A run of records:
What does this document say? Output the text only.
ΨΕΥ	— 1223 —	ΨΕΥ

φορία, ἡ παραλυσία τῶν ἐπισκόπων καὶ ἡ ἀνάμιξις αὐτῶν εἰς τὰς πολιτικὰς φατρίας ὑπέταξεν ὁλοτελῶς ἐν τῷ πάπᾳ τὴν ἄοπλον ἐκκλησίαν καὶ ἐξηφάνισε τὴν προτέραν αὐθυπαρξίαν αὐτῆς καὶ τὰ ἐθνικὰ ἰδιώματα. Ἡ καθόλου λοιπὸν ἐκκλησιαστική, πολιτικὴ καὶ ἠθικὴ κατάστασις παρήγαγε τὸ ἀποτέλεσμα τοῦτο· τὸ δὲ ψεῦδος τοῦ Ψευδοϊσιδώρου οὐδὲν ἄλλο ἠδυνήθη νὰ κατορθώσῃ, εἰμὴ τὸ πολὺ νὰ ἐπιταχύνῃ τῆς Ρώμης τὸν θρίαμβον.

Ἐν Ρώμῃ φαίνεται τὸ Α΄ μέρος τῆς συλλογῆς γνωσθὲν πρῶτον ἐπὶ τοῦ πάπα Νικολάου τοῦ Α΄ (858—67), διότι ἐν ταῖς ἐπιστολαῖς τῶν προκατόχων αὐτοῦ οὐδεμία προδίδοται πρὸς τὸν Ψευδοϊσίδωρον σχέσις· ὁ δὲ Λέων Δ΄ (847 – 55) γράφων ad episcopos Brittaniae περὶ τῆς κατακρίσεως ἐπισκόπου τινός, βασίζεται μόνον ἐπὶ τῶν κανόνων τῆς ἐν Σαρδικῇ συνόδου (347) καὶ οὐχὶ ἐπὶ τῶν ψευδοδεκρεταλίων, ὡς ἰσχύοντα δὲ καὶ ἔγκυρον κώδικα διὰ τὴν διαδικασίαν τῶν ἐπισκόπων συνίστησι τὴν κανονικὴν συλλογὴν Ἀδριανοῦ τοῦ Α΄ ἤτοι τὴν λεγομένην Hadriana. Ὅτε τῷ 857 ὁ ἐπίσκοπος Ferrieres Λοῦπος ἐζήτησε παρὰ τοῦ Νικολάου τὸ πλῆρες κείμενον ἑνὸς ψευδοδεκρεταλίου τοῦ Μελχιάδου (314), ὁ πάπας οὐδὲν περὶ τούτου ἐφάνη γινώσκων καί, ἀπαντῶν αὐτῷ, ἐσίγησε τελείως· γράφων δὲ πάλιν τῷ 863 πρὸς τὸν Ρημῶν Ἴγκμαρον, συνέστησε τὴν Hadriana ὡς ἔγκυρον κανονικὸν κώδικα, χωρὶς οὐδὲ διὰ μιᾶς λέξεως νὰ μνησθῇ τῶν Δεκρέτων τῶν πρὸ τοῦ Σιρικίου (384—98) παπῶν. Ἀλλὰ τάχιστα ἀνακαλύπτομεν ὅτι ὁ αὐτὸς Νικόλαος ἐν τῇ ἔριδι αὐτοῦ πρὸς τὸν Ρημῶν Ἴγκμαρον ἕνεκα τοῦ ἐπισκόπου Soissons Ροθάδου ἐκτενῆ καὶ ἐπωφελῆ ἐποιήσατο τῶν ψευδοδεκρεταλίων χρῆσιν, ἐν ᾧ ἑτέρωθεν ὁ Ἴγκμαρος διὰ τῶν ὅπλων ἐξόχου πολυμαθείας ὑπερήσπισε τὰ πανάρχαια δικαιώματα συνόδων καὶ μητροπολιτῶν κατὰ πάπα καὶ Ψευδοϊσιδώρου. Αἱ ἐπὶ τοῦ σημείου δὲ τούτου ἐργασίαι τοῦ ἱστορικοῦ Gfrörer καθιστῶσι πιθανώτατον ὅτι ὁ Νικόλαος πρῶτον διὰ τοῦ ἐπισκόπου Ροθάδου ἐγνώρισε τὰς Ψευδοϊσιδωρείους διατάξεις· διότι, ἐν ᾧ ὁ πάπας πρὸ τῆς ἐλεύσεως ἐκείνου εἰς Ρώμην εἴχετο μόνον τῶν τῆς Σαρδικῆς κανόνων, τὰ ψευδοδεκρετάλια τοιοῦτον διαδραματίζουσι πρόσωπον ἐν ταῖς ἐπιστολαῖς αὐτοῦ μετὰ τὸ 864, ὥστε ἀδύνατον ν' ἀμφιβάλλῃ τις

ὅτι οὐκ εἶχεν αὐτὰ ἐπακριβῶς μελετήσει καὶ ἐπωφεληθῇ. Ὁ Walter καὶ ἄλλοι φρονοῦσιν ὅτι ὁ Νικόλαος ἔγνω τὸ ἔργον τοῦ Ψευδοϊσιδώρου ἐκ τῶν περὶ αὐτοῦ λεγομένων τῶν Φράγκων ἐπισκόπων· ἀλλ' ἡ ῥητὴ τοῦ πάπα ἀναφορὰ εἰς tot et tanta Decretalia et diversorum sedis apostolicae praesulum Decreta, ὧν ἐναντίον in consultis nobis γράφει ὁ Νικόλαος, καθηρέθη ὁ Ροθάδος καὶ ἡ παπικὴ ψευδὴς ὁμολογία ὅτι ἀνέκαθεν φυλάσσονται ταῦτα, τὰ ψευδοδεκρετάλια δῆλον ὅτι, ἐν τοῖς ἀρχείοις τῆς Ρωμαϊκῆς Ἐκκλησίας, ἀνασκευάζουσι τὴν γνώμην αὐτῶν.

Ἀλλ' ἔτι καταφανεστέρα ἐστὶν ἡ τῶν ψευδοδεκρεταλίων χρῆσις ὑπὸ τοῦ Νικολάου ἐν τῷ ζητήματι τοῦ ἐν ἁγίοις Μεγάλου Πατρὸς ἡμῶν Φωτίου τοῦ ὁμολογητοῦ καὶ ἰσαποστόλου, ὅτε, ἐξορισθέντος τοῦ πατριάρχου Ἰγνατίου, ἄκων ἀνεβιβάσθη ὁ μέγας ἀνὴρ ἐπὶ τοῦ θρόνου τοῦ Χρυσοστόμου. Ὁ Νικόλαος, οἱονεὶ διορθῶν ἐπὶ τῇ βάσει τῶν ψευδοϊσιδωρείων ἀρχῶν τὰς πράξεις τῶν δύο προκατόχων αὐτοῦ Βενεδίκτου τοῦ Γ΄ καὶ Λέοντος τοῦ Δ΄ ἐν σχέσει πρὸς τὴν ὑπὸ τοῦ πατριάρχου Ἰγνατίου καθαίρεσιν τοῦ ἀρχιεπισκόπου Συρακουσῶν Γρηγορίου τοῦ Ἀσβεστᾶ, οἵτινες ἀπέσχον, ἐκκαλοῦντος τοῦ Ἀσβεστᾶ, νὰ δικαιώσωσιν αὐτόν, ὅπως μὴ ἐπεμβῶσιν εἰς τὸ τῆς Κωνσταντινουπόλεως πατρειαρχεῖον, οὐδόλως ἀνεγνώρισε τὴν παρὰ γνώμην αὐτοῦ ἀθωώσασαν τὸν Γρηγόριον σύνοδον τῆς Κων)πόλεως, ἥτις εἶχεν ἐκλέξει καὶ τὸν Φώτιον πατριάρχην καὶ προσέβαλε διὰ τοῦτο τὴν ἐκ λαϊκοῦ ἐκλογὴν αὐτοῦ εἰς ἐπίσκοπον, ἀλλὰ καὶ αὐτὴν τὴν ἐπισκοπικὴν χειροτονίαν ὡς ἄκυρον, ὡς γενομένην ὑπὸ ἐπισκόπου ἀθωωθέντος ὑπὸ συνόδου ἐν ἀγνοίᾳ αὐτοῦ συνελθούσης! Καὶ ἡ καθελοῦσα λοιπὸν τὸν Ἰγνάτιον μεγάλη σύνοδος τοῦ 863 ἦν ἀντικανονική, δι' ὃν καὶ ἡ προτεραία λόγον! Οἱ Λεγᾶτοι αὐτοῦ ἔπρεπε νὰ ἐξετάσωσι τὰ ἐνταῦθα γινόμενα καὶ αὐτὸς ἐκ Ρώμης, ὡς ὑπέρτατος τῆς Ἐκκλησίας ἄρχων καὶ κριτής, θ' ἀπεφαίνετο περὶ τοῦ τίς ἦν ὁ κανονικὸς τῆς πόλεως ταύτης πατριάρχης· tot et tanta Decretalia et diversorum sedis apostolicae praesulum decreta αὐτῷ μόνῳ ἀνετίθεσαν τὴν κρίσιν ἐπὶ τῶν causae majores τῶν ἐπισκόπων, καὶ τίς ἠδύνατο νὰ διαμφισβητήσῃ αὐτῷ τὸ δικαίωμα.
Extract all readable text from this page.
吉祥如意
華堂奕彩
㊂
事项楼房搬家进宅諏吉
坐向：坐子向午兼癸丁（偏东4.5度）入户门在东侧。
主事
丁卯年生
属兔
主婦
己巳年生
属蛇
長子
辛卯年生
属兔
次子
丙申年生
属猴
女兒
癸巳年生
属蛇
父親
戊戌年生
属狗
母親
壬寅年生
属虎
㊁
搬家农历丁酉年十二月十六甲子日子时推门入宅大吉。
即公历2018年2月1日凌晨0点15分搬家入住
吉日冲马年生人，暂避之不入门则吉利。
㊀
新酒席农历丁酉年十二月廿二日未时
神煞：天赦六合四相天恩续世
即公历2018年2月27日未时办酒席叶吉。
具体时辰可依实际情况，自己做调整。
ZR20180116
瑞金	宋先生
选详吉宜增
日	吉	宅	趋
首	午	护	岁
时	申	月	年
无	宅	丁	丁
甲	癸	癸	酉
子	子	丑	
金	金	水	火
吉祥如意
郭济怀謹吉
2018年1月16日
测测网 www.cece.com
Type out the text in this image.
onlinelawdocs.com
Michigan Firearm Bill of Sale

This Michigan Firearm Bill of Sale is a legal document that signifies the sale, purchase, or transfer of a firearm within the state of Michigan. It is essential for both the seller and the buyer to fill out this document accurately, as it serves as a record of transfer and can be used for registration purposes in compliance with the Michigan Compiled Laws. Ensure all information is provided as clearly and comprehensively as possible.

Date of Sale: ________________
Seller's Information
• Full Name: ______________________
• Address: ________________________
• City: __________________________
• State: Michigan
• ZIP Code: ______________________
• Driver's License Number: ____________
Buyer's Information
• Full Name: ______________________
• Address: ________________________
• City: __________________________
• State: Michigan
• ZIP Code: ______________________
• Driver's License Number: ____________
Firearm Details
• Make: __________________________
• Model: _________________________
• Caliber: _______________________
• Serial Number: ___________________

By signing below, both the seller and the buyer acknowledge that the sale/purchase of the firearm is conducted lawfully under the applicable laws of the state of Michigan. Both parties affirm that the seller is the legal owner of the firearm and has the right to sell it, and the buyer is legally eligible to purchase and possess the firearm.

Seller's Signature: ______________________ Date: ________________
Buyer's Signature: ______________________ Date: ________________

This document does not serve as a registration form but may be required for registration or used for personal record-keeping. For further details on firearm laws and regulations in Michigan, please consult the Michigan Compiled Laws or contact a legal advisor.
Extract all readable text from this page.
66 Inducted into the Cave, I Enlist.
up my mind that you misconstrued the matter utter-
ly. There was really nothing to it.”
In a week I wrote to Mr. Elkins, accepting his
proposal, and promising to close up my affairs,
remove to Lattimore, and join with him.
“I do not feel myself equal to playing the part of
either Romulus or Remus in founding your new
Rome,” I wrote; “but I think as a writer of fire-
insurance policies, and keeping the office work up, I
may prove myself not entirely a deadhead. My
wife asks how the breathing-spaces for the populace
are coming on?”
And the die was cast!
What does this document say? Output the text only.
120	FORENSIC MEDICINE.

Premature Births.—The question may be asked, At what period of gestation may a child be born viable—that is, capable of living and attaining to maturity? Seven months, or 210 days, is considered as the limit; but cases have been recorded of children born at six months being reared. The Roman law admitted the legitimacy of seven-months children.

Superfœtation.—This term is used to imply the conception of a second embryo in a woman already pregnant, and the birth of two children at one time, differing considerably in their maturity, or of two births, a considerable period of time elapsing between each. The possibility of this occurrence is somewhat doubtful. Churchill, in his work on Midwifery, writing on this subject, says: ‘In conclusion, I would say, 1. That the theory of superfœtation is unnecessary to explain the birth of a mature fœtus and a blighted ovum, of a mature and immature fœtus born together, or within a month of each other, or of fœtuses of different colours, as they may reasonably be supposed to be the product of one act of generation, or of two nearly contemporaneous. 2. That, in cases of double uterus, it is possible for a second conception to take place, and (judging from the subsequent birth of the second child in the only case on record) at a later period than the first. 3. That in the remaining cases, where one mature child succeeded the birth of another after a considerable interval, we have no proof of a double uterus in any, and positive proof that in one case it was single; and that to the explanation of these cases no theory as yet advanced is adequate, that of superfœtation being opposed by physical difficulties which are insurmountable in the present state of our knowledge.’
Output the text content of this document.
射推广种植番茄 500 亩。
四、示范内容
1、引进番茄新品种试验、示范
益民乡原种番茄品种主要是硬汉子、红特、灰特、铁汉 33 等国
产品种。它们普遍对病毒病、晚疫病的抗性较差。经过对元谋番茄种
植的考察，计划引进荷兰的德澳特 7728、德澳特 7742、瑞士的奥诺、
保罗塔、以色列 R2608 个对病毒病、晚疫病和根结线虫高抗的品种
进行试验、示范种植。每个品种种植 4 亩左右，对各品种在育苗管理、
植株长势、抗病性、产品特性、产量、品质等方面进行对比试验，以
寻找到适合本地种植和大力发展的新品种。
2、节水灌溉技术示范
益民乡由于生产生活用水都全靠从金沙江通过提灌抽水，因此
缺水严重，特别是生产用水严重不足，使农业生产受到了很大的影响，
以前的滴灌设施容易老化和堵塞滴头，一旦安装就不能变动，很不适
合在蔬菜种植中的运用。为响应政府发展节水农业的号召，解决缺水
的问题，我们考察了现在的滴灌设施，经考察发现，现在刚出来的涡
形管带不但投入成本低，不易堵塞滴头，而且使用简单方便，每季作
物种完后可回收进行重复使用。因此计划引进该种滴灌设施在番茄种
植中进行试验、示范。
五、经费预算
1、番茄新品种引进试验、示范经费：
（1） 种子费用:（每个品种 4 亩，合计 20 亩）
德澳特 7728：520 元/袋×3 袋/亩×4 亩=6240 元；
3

What is needed:
Report the number of lines that include the string "keeping"; return nothing but the count.

Exercise response:
2